EXERCISE DESCRIPTION.
Rewrite the rows from the line containing "Patent image size: (962, 879)." through the line containing "The qs axis", changing "synchronous motor" to "synchronous machine" and leaving everything else as it is.

(Data entries)

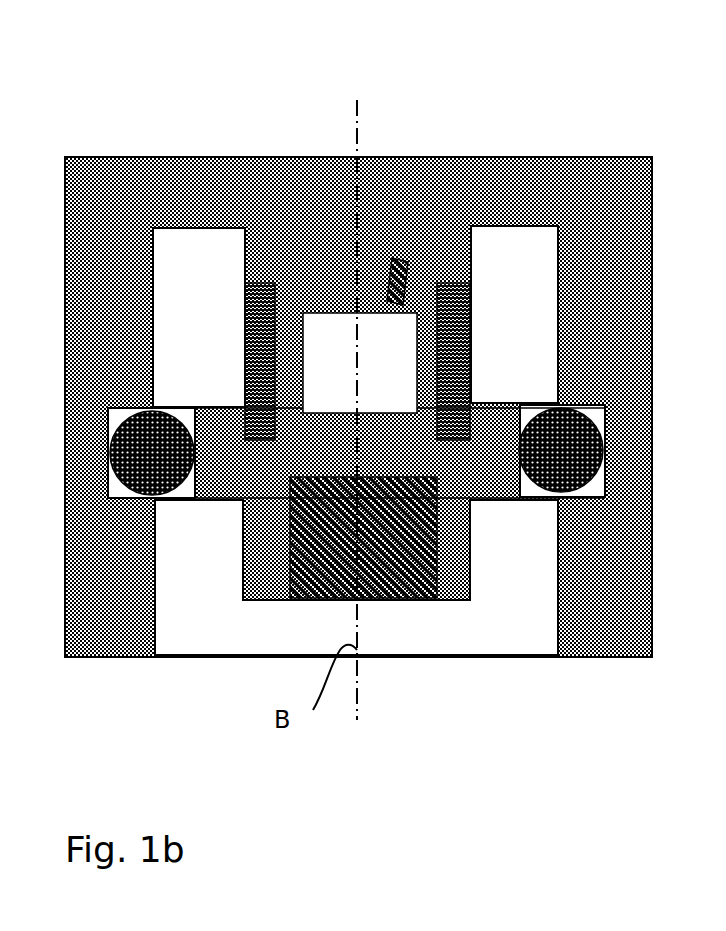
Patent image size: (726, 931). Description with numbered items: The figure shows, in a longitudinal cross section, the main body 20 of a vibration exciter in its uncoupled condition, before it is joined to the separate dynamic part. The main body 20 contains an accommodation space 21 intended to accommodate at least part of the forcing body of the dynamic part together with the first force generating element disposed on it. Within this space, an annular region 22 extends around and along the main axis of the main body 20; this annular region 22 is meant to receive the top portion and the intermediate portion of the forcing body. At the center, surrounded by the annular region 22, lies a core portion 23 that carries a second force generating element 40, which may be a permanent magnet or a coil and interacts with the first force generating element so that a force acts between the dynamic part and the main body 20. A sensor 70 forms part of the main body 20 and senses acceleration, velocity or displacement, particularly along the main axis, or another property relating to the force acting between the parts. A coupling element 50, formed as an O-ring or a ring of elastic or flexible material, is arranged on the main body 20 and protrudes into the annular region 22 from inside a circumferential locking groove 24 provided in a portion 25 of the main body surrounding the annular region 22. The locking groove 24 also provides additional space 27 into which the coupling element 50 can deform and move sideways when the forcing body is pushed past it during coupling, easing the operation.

The main body 20 is at (621, 71).
The accommodation space 21 is at (455, 628).
The annular region 22 is at (522, 292).
The core portion 23 is at (398, 256).
The circumferential locking groove 24 is at (178, 500).
The portion of the main body 25 is at (648, 402).
The additional space 27 is at (652, 444).
The second force generating element 40 is at (243, 340).
The coupling element 50 is at (525, 500).
The sensor 70 is at (338, 360).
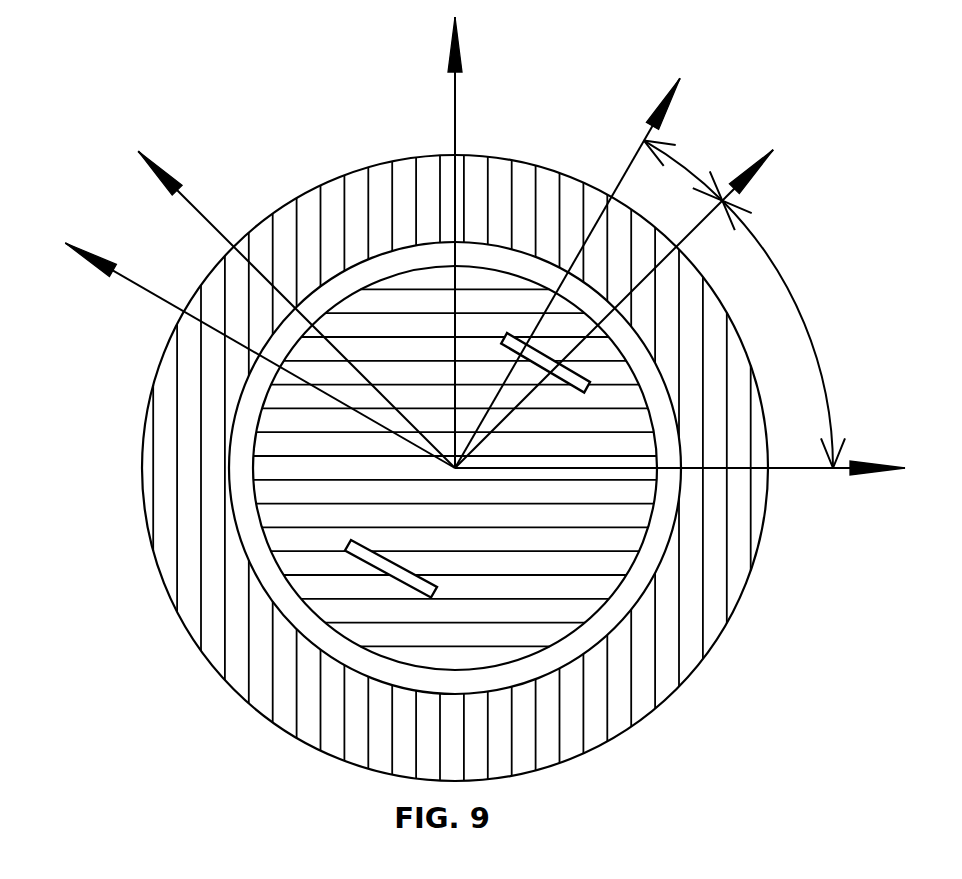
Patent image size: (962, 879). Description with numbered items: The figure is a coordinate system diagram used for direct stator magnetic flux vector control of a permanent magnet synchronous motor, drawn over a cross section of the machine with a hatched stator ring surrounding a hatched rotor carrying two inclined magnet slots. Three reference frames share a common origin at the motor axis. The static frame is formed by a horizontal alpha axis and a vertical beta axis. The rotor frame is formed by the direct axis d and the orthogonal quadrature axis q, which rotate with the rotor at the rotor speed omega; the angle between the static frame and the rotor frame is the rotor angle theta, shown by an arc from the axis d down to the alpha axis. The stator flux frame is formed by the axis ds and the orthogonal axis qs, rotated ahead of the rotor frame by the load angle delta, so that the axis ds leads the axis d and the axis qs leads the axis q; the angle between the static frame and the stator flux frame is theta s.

The d axis of the rotor rotating coordinate system d is at (625, 309).
The ds axis of the stator flux rotating coordinate system ds is at (567, 270).
The q axis of the rotor rotating coordinate system q is at (296, 291).
The qs axis of the stator flux rotating coordinate system qs is at (249, 355).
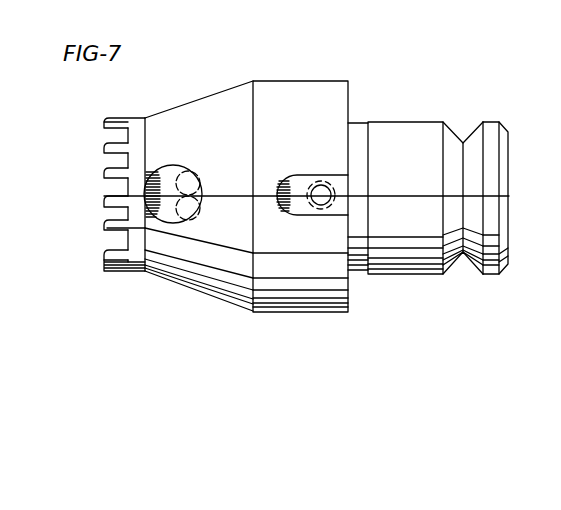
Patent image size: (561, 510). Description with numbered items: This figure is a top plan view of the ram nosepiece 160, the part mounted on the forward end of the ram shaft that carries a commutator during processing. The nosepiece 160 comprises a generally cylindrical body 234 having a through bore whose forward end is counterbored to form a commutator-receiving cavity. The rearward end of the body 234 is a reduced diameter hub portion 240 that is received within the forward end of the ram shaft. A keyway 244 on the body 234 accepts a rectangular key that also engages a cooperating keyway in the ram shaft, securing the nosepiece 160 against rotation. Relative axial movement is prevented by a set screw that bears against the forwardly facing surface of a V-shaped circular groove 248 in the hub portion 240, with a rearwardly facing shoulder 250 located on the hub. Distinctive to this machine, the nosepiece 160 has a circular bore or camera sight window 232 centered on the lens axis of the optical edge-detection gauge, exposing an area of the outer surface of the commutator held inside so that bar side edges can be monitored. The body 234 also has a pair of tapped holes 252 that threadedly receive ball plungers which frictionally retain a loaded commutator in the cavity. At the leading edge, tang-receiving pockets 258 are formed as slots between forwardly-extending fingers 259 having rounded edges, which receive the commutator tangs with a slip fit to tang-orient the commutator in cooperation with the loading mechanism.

The ram nosepiece 160 is at (240, 77).
The body 234 is at (303, 80).
The shoulder 250 is at (349, 97).
The hub portion 240 is at (421, 122).
The V-shaped circular groove 248 is at (455, 262).
The keyway 244 is at (304, 188).
The tapped holes 252 is at (198, 205).
The camera sight window 232 is at (173, 165).
The tang-receiving pockets 258 is at (107, 170).
The fingers 259 is at (115, 234).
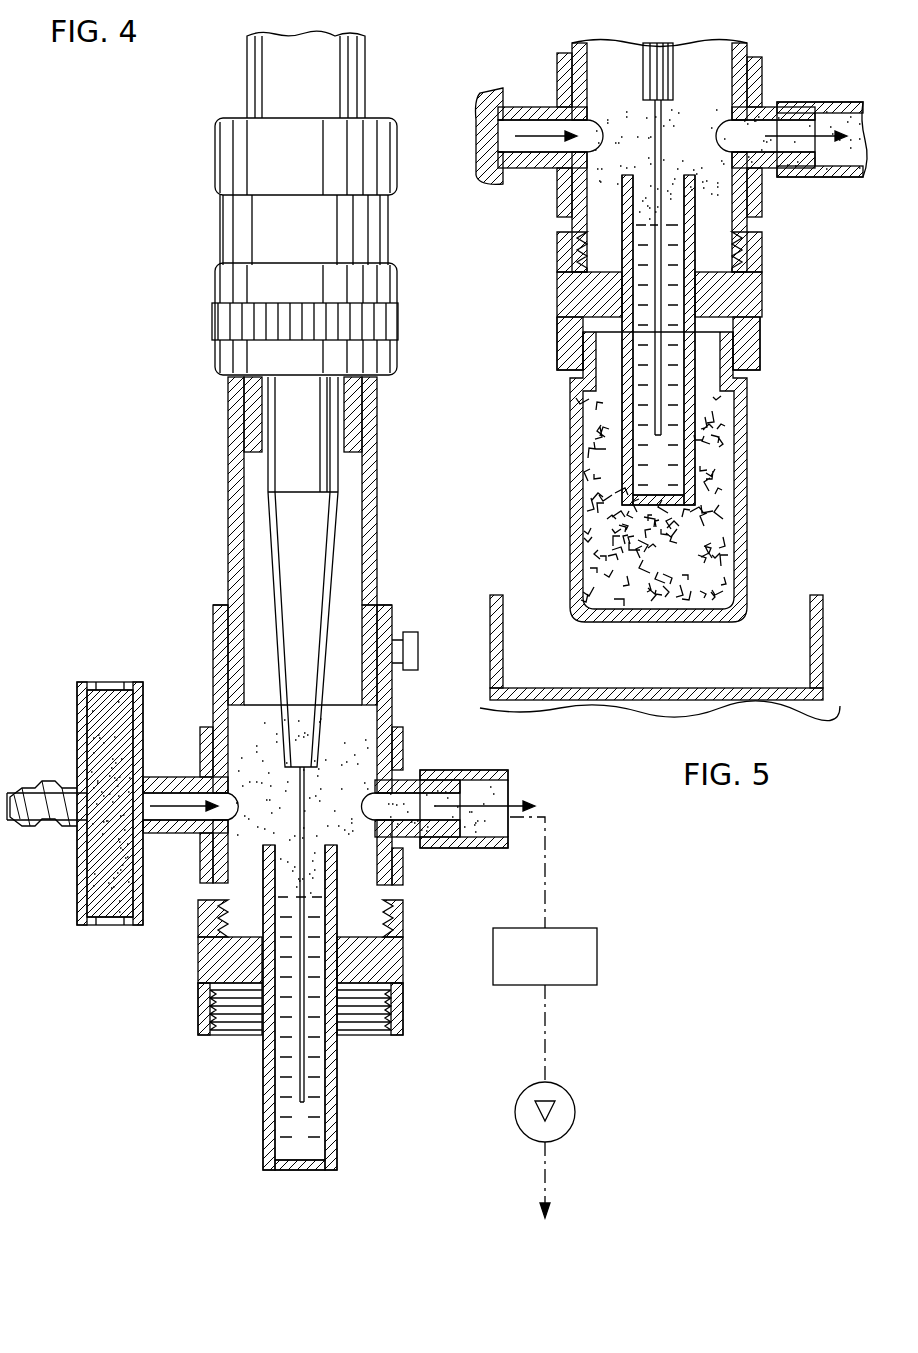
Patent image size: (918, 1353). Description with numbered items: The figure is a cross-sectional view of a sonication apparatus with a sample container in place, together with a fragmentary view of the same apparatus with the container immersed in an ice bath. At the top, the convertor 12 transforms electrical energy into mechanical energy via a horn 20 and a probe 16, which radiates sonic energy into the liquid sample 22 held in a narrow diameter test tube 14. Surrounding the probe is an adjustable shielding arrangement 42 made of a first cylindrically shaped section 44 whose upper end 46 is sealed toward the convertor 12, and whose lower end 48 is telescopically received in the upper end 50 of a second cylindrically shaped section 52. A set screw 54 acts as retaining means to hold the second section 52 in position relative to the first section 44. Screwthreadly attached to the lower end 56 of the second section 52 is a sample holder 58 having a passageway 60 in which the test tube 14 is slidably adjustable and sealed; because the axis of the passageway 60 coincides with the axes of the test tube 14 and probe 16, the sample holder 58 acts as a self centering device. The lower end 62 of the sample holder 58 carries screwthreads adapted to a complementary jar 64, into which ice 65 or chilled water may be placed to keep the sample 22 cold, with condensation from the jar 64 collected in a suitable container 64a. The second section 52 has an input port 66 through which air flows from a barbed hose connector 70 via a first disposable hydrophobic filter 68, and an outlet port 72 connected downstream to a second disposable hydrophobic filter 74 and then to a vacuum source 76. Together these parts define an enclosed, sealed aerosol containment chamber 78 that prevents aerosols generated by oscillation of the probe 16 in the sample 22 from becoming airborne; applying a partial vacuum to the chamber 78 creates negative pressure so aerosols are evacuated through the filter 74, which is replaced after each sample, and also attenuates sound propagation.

In FIG. 4, the convertor 12 is at (383, 290).
In FIG. 4, the test tube 14 is at (330, 1093).
In FIG. 5, the test tube 14 is at (695, 414).
In FIG. 4, the probe 16 is at (303, 795).
In FIG. 5, the probe 16 is at (660, 360).
In FIG. 4, the horn 20 is at (310, 527).
In FIG. 4, the liquid sample 22 is at (285, 1078).
In FIG. 5, the liquid sample 22 is at (665, 452).
In FIG. 4, the shielding arrangement 42 is at (224, 592).
In FIG. 4, the first cylindrically shaped section 44 is at (235, 520).
In FIG. 4, the upper end 46 is at (380, 383).
In FIG. 4, the lower end 48 is at (365, 628).
In FIG. 4, the upper end 50 is at (390, 620).
In FIG. 4, the second cylindrically shaped section 52 is at (213, 690).
In FIG. 5, the second cylindrically shaped section 52 is at (742, 46).
In FIG. 4, the set screw 54 is at (413, 640).
In FIG. 4, the lower end 56 is at (380, 895).
In FIG. 4, the sample holder 58 is at (397, 915).
In FIG. 5, the sample holder 58 is at (760, 282).
In FIG. 4, the passageway 60 is at (277, 946).
In FIG. 4, the lower end 62 is at (222, 1022).
In FIG. 5, the jar 64 is at (745, 476).
In FIG. 5, the container 64a is at (805, 616).
In FIG. 5, the ice 65 is at (718, 523).
In FIG. 4, the input port 66 is at (190, 778).
In FIG. 5, the input port 66 is at (548, 107).
In FIG. 4, the first disposable hydrophobic filter 68 is at (90, 692).
In FIG. 5, the first disposable hydrophobic filter 68 is at (483, 104).
In FIG. 4, the barbed hose connector 70 is at (30, 800).
In FIG. 4, the outlet port 72 is at (412, 780).
In FIG. 5, the outlet port 72 is at (840, 110).
In FIG. 4, the second disposable hydrophobic filter 74 is at (580, 935).
In FIG. 4, the vacuum source 76 is at (565, 1096).
In FIG. 4, the aerosol containment chamber 78 is at (375, 742).
In FIG. 5, the aerosol containment chamber 78 is at (732, 85).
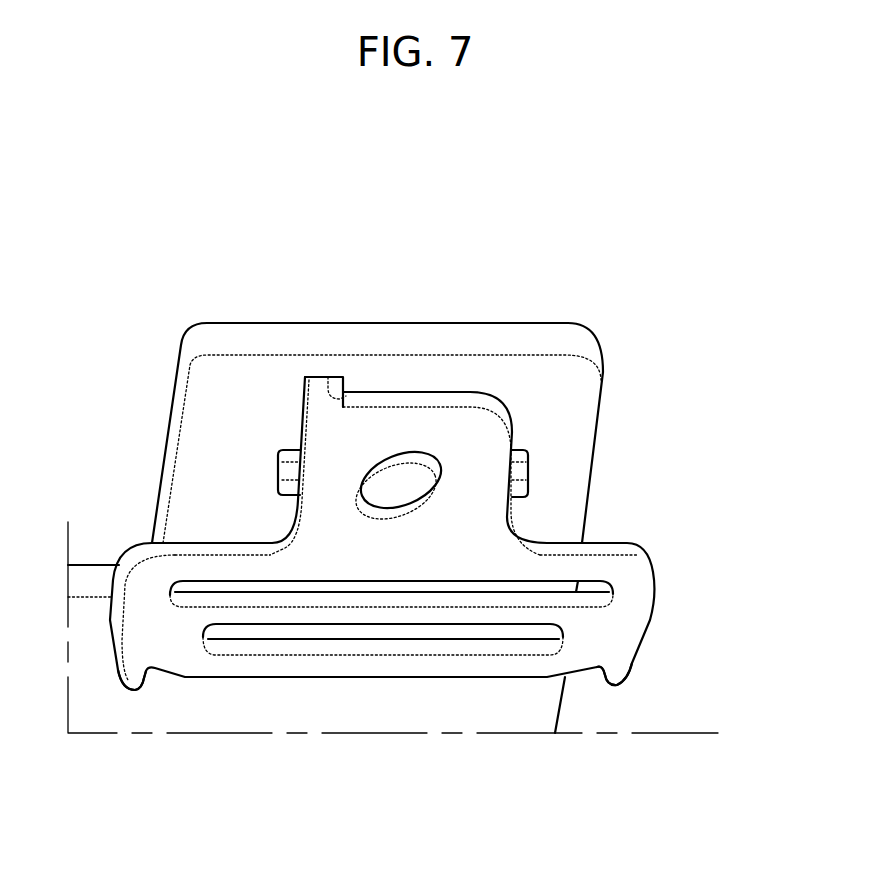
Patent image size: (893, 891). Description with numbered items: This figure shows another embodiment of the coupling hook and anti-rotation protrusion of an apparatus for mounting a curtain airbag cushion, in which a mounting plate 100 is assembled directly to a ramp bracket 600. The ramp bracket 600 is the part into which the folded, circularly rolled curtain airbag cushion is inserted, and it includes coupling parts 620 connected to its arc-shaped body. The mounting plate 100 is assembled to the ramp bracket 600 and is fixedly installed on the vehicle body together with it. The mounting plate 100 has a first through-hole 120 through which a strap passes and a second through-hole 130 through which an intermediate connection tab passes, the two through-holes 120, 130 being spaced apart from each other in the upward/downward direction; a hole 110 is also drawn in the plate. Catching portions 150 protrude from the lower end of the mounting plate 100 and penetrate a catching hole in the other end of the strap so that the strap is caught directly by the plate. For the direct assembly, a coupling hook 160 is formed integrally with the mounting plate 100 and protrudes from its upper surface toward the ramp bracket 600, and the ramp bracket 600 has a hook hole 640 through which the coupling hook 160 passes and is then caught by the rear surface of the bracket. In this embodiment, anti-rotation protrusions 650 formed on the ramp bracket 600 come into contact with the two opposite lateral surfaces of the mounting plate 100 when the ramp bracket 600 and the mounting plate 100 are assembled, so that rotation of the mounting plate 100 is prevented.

The mounting plate 100 is at (430, 433).
The fastening hole 110 is at (400, 480).
The first through-hole 120 is at (482, 592).
The second through-hole 130 is at (378, 633).
The catching portion 150 is at (140, 683).
The coupling hook 160 is at (312, 375).
The ramp bracket 600 is at (594, 318).
The coupling part 620 is at (553, 390).
The hook hole 640 is at (360, 386).
The anti-rotation protrusion 650 is at (278, 480).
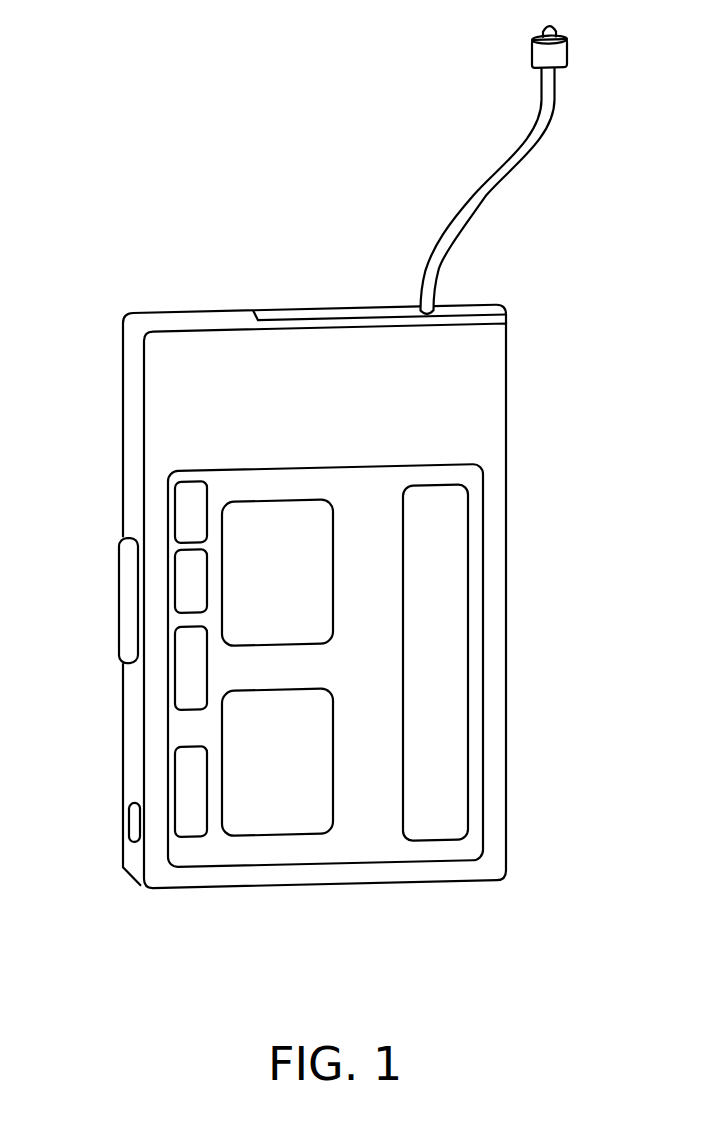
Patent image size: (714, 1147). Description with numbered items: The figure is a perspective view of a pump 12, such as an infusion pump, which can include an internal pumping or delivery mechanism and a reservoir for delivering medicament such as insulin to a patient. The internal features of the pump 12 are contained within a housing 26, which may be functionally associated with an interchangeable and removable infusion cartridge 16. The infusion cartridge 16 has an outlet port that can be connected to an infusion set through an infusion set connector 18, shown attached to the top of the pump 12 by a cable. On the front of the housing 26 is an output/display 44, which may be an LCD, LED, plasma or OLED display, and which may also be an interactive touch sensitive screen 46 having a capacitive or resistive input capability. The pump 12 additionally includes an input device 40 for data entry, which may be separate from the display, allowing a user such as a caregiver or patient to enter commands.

The pump 12 is at (112, 205).
The infusion cartridge 16 is at (330, 314).
The infusion set connector 18 is at (565, 65).
The housing 26 is at (487, 389).
The output/display 44 is at (476, 491).
The touch sensitive screen 46 is at (445, 720).
The input device 40 is at (127, 585).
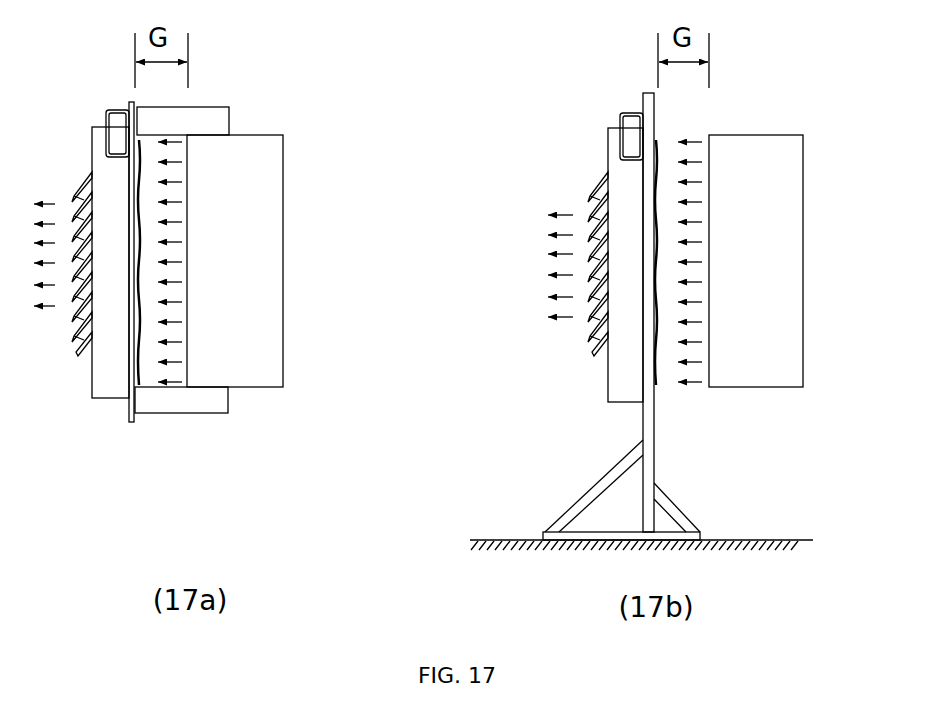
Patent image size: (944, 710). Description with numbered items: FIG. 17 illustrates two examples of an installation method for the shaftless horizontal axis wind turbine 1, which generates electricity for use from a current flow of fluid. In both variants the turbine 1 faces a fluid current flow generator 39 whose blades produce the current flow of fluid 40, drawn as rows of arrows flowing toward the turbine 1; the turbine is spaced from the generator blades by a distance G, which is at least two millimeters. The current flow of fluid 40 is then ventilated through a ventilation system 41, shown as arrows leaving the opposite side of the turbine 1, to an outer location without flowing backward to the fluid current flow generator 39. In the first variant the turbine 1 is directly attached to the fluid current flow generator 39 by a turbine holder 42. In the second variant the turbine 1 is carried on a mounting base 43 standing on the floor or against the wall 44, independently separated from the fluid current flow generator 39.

The heat dissipation panel / device 1 is at (100, 128).
The fluid current flow generator 39 is at (262, 152).
The current flow of fluid 40 is at (172, 158).
The ventilation system 41 is at (48, 306).
The turbine holder 42 is at (213, 115).
The mounting base 43 is at (645, 427).
The floor or wall 44 is at (800, 542).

TASK RESULT.
Patent image size: (962, 879). Description with numbered items: The figure is a coordinate system diagram used for direct stator magnetic flux vector control of a permanent magnet synchronous machine, drawn over a cross section of the machine with a hatched stator ring surrounding a hatched rotor carrying two inclined magnet slots. Three reference frames share a common origin at the motor axis. The static frame is formed by a horizontal alpha axis and a vertical beta axis. The rotor frame is formed by the direct axis d and the orthogonal quadrature axis q, which rotate with the rotor at the rotor speed omega; the angle between the static frame and the rotor frame is the rotor angle theta, shown by an arc from the axis d down to the alpha axis. The stator flux frame is formed by the axis ds and the orthogonal axis qs, rotated ahead of the rotor frame by the load angle delta, so that the axis ds leads the axis d and the axis qs leads the axis q; the angle between the static frame and the stator flux frame is theta s.

The d axis of the rotor rotating coordinate system d is at (625, 309).
The ds axis of the stator flux rotating coordinate system ds is at (567, 270).
The q axis of the rotor rotating coordinate system q is at (296, 291).
The qs axis of the stator flux rotating coordinate system qs is at (249, 355).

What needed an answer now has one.